Collected data entries
-.-.-

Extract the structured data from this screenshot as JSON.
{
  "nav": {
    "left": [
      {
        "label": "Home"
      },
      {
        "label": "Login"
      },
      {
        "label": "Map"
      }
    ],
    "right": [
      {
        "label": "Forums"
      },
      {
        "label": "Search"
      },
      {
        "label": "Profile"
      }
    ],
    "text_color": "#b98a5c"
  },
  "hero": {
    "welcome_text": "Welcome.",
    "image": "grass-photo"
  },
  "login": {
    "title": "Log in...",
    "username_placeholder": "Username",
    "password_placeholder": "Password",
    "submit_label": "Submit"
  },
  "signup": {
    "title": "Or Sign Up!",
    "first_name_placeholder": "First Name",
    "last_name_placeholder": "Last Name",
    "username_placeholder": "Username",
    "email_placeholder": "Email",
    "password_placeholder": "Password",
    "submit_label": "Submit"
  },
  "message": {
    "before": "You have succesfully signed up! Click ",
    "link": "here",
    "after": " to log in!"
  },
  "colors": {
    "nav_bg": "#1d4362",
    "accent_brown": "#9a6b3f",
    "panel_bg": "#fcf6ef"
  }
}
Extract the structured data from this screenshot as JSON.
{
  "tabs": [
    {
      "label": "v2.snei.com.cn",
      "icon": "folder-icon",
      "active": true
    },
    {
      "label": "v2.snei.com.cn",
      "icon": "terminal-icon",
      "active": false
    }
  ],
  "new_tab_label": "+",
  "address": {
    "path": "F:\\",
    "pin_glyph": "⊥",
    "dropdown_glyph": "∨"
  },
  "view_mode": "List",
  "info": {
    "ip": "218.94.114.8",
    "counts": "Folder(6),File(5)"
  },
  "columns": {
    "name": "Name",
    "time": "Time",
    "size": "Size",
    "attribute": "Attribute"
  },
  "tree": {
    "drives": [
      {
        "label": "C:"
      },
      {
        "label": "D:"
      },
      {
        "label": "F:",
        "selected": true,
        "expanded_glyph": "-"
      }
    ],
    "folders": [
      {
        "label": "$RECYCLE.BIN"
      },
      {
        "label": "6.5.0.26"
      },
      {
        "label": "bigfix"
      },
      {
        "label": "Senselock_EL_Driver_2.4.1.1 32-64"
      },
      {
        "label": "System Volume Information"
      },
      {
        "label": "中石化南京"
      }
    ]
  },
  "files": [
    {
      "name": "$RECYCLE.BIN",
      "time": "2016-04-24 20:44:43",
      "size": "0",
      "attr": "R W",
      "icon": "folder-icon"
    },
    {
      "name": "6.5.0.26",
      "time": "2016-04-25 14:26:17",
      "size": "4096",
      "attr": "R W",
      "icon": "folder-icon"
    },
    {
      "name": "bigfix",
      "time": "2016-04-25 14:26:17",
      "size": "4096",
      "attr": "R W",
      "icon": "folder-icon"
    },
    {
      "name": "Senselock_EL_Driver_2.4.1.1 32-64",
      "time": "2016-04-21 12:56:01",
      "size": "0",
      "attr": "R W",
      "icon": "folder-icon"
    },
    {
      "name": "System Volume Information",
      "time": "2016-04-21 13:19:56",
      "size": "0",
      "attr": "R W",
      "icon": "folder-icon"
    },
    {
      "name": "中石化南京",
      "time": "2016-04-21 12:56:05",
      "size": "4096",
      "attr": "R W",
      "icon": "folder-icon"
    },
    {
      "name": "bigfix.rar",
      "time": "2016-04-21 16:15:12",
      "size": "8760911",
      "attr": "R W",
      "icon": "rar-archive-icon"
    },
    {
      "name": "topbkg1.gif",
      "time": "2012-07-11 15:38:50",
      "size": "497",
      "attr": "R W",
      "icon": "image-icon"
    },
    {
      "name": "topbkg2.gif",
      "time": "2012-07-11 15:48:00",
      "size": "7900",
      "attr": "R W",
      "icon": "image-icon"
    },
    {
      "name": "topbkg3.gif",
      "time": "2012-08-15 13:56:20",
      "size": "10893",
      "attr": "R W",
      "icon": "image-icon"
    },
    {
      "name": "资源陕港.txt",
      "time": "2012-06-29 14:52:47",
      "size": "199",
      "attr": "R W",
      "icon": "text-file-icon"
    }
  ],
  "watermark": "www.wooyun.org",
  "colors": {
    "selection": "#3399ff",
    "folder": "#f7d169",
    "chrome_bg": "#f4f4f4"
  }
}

-.-.-

Retype the material in full, character for character.

Extract the structured data from this screenshot as JSON.
{
  "nav": {
    "left": [
      {
        "label": "Home"
      },
      {
        "label": "Login"
      },
      {
        "label": "Map"
      }
    ],
    "right": [
      {
        "label": "Forums"
      },
      {
        "label": "Search"
      },
      {
        "label": "Profile"
      }
    ],
    "text_color": "#b98a5c"
  },
  "hero": {
    "welcome_text": "Welcome.",
    "image": "grass-photo"
  },
  "login": {
    "title": "Log in...",
    "username_placeholder": "Username",
    "password_placeholder": "Password",
    "submit_label": "Submit"
  },
  "signup": {
    "title": "Or Sign Up!",
    "first_name_placeholder": "First Name",
    "last_name_placeholder": "Last Name",
    "username_placeholder": "Username",
    "email_placeholder": "Email",
    "password_placeholder": "Password",
    "submit_label": "Submit"
  },
  "message": {
    "before": "You have succesfully signed up! Click ",
    "link": "here",
    "after": " to log in!"
  },
  "colors": {
    "nav_bg": "#1d4362",
    "accent_brown": "#9a6b3f",
    "panel_bg": "#fcf6ef"
  }
}
Extract the structured data from this screenshot as JSON.
{
  "tabs": [
    {
      "label": "v2.snei.com.cn",
      "icon": "folder-icon",
      "active": true
    },
    {
      "label": "v2.snei.com.cn",
      "icon": "terminal-icon",
      "active": false
    }
  ],
  "new_tab_label": "+",
  "address": {
    "path": "F:\\",
    "pin_glyph": "⊥",
    "dropdown_glyph": "∨"
  },
  "view_mode": "List",
  "info": {
    "ip": "218.94.114.8",
    "counts": "Folder(6),File(5)"
  },
  "columns": {
    "name": "Name",
    "time": "Time",
    "size": "Size",
    "attribute": "Attribute"
  },
  "tree": {
    "drives": [
      {
        "label": "C:"
      },
      {
        "label": "D:"
      },
      {
        "label": "F:",
        "selected": true,
        "expanded_glyph": "-"
      }
    ],
    "folders": [
      {
        "label": "$RECYCLE.BIN"
      },
      {
        "label": "6.5.0.26"
      },
      {
        "label": "bigfix"
      },
      {
        "label": "Senselock_EL_Driver_2.4.1.1 32-64"
      },
      {
        "label": "System Volume Information"
      },
      {
        "label": "中石化南京"
      }
    ]
  },
  "files": [
    {
      "name": "$RECYCLE.BIN",
      "time": "2016-04-24 20:44:43",
      "size": "0",
      "attr": "R W",
      "icon": "folder-icon"
    },
    {
      "name": "6.5.0.26",
      "time": "2016-04-25 14:26:17",
      "size": "4096",
      "attr": "R W",
      "icon": "folder-icon"
    },
    {
      "name": "bigfix",
      "time": "2016-04-25 14:26:17",
      "size": "4096",
      "attr": "R W",
      "icon": "folder-icon"
    },
    {
      "name": "Senselock_EL_Driver_2.4.1.1 32-64",
      "time": "2016-04-21 12:56:01",
      "size": "0",
      "attr": "R W",
      "icon": "folder-icon"
    },
    {
      "name": "System Volume Information",
      "time": "2016-04-21 13:19:56",
      "size": "0",
      "attr": "R W",
      "icon": "folder-icon"
    },
    {
      "name": "中石化南京",
      "time": "2016-04-21 12:56:05",
      "size": "4096",
      "attr": "R W",
      "icon": "folder-icon"
    },
    {
      "name": "bigfix.rar",
      "time": "2016-04-21 16:15:12",
      "size": "8760911",
      "attr": "R W",
      "icon": "rar-archive-icon"
    },
    {
      "name": "topbkg1.gif",
      "time": "2012-07-11 15:38:50",
      "size": "497",
      "attr": "R W",
      "icon": "image-icon"
    },
    {
      "name": "topbkg2.gif",
      "time": "2012-07-11 15:48:00",
      "size": "7900",
      "attr": "R W",
      "icon": "image-icon"
    },
    {
      "name": "topbkg3.gif",
      "time": "2012-08-15 13:56:20",
      "size": "10893",
      "attr": "R W",
      "icon": "image-icon"
    },
    {
      "name": "资源陕港.txt",
      "time": "2012-06-29 14:52:47",
      "size": "199",
      "attr": "R W",
      "icon": "text-file-icon"
    }
  ],
  "watermark": "www.wooyun.org",
  "colors": {
    "selection": "#3399ff",
    "folder": "#f7d169",
    "chrome_bg": "#f4f4f4"
  }
}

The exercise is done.